> **CHALLENGE**:
Write the material out again in full, word for word. Do not include the pictures.

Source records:
--------------------------------

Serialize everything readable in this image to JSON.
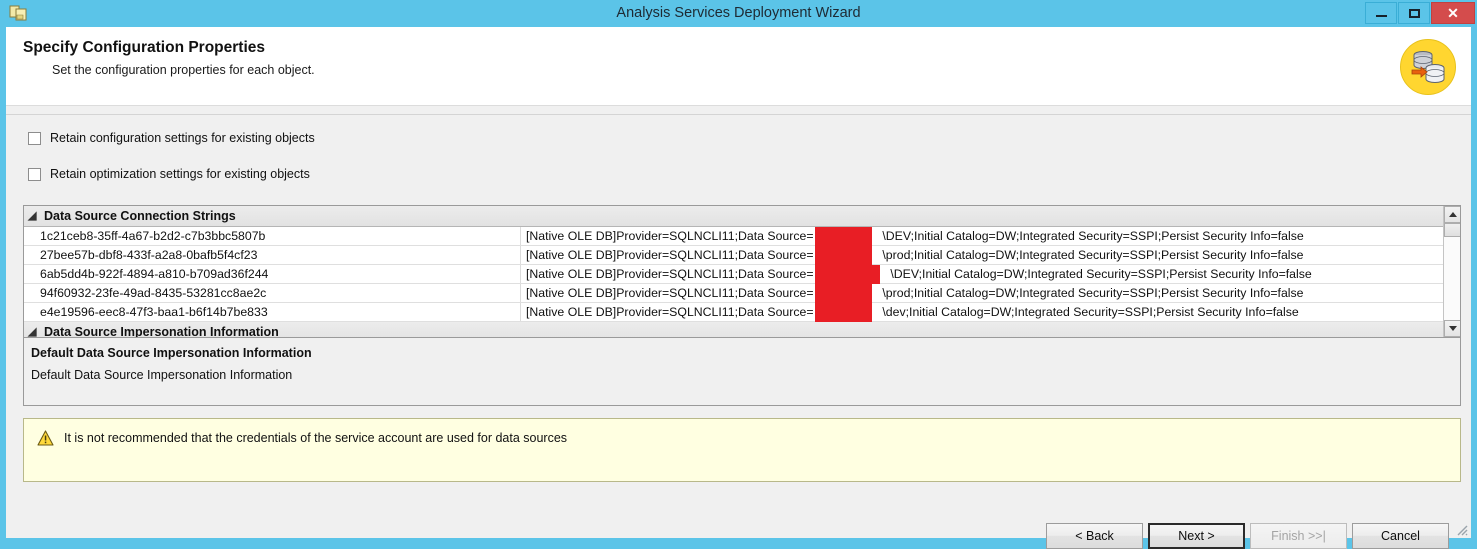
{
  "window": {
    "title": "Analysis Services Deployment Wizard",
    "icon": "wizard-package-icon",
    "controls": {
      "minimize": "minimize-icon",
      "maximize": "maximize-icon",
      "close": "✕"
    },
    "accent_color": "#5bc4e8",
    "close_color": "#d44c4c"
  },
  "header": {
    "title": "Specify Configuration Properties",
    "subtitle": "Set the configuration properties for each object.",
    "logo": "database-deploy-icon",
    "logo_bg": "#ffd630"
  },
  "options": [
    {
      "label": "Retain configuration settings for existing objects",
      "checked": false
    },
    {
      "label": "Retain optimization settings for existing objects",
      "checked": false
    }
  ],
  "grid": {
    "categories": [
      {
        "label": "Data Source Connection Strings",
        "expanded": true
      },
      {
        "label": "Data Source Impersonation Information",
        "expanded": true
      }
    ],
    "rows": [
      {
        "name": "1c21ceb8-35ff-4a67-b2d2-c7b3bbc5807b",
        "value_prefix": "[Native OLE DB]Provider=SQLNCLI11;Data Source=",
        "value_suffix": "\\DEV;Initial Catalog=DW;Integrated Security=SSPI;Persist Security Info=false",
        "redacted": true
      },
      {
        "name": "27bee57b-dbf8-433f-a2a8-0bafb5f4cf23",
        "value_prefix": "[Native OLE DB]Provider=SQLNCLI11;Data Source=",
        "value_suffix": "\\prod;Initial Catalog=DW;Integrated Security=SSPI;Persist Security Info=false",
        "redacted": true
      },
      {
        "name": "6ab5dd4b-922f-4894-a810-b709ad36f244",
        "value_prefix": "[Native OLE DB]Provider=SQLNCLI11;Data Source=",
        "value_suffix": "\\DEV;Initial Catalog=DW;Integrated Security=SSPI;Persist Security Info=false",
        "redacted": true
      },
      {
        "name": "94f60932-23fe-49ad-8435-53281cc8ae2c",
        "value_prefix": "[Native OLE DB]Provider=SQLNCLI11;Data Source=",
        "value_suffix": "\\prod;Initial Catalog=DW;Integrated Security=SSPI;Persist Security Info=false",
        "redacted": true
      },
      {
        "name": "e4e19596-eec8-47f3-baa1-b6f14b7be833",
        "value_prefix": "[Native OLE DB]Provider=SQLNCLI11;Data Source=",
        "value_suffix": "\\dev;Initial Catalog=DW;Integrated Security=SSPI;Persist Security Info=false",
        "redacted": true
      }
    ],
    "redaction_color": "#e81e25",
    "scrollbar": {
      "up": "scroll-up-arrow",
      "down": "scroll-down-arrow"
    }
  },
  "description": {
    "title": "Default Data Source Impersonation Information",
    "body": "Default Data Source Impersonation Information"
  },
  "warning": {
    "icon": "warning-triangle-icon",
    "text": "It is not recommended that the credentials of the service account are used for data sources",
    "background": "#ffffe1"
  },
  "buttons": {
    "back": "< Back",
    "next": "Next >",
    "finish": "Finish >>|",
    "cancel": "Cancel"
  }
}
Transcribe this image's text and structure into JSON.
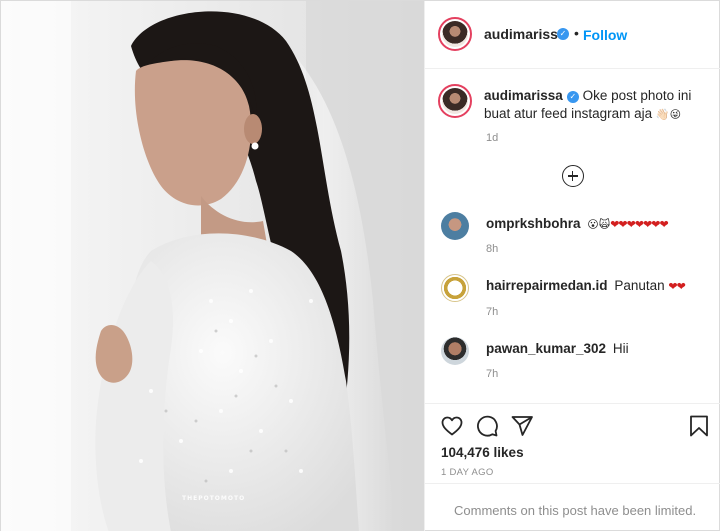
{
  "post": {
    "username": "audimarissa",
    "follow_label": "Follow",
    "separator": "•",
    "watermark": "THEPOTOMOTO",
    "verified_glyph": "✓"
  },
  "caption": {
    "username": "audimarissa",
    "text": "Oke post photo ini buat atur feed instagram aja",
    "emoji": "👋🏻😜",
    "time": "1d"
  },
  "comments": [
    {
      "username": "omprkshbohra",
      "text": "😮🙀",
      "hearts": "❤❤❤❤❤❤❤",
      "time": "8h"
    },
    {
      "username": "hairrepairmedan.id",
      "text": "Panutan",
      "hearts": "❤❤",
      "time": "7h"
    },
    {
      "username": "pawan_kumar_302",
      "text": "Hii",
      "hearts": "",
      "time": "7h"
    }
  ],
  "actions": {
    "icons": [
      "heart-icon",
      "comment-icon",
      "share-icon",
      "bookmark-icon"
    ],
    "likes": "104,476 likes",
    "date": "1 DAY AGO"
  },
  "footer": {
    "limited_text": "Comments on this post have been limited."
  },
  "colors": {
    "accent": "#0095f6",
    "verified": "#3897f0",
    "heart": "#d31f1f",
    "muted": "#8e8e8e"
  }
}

--------------------------------

> **FULL OUTPUT**:
Serialize everything readable in this image to JSON.
{
  "window": {
    "title": "Analysis Services Deployment Wizard",
    "icon": "wizard-package-icon",
    "controls": {
      "minimize": "minimize-icon",
      "maximize": "maximize-icon",
      "close": "✕"
    },
    "accent_color": "#5bc4e8",
    "close_color": "#d44c4c"
  },
  "header": {
    "title": "Specify Configuration Properties",
    "subtitle": "Set the configuration properties for each object.",
    "logo": "database-deploy-icon",
    "logo_bg": "#ffd630"
  },
  "options": [
    {
      "label": "Retain configuration settings for existing objects",
      "checked": false
    },
    {
      "label": "Retain optimization settings for existing objects",
      "checked": false
    }
  ],
  "grid": {
    "categories": [
      {
        "label": "Data Source Connection Strings",
        "expanded": true
      },
      {
        "label": "Data Source Impersonation Information",
        "expanded": true
      }
    ],
    "rows": [
      {
        "name": "1c21ceb8-35ff-4a67-b2d2-c7b3bbc5807b",
        "value_prefix": "[Native OLE DB]Provider=SQLNCLI11;Data Source=",
        "value_suffix": "\\DEV;Initial Catalog=DW;Integrated Security=SSPI;Persist Security Info=false",
        "redacted": true
      },
      {
        "name": "27bee57b-dbf8-433f-a2a8-0bafb5f4cf23",
        "value_prefix": "[Native OLE DB]Provider=SQLNCLI11;Data Source=",
        "value_suffix": "\\prod;Initial Catalog=DW;Integrated Security=SSPI;Persist Security Info=false",
        "redacted": true
      },
      {
        "name": "6ab5dd4b-922f-4894-a810-b709ad36f244",
        "value_prefix": "[Native OLE DB]Provider=SQLNCLI11;Data Source=",
        "value_suffix": "\\DEV;Initial Catalog=DW;Integrated Security=SSPI;Persist Security Info=false",
        "redacted": true
      },
      {
        "name": "94f60932-23fe-49ad-8435-53281cc8ae2c",
        "value_prefix": "[Native OLE DB]Provider=SQLNCLI11;Data Source=",
        "value_suffix": "\\prod;Initial Catalog=DW;Integrated Security=SSPI;Persist Security Info=false",
        "redacted": true
      },
      {
        "name": "e4e19596-eec8-47f3-baa1-b6f14b7be833",
        "value_prefix": "[Native OLE DB]Provider=SQLNCLI11;Data Source=",
        "value_suffix": "\\dev;Initial Catalog=DW;Integrated Security=SSPI;Persist Security Info=false",
        "redacted": true
      }
    ],
    "redaction_color": "#e81e25",
    "scrollbar": {
      "up": "scroll-up-arrow",
      "down": "scroll-down-arrow"
    }
  },
  "description": {
    "title": "Default Data Source Impersonation Information",
    "body": "Default Data Source Impersonation Information"
  },
  "warning": {
    "icon": "warning-triangle-icon",
    "text": "It is not recommended that the credentials of the service account are used for data sources",
    "background": "#ffffe1"
  },
  "buttons": {
    "back": "< Back",
    "next": "Next >",
    "finish": "Finish >>|",
    "cancel": "Cancel"
  }
}
Transcribe this image's text and structure into JSON.
{
  "post": {
    "username": "audimarissa",
    "follow_label": "Follow",
    "separator": "•",
    "watermark": "THEPOTOMOTO",
    "verified_glyph": "✓"
  },
  "caption": {
    "username": "audimarissa",
    "text": "Oke post photo ini buat atur feed instagram aja",
    "emoji": "👋🏻😜",
    "time": "1d"
  },
  "comments": [
    {
      "username": "omprkshbohra",
      "text": "😮🙀",
      "hearts": "❤❤❤❤❤❤❤",
      "time": "8h"
    },
    {
      "username": "hairrepairmedan.id",
      "text": "Panutan",
      "hearts": "❤❤",
      "time": "7h"
    },
    {
      "username": "pawan_kumar_302",
      "text": "Hii",
      "hearts": "",
      "time": "7h"
    }
  ],
  "actions": {
    "icons": [
      "heart-icon",
      "comment-icon",
      "share-icon",
      "bookmark-icon"
    ],
    "likes": "104,476 likes",
    "date": "1 DAY AGO"
  },
  "footer": {
    "limited_text": "Comments on this post have been limited."
  },
  "colors": {
    "accent": "#0095f6",
    "verified": "#3897f0",
    "heart": "#d31f1f",
    "muted": "#8e8e8e"
  }
}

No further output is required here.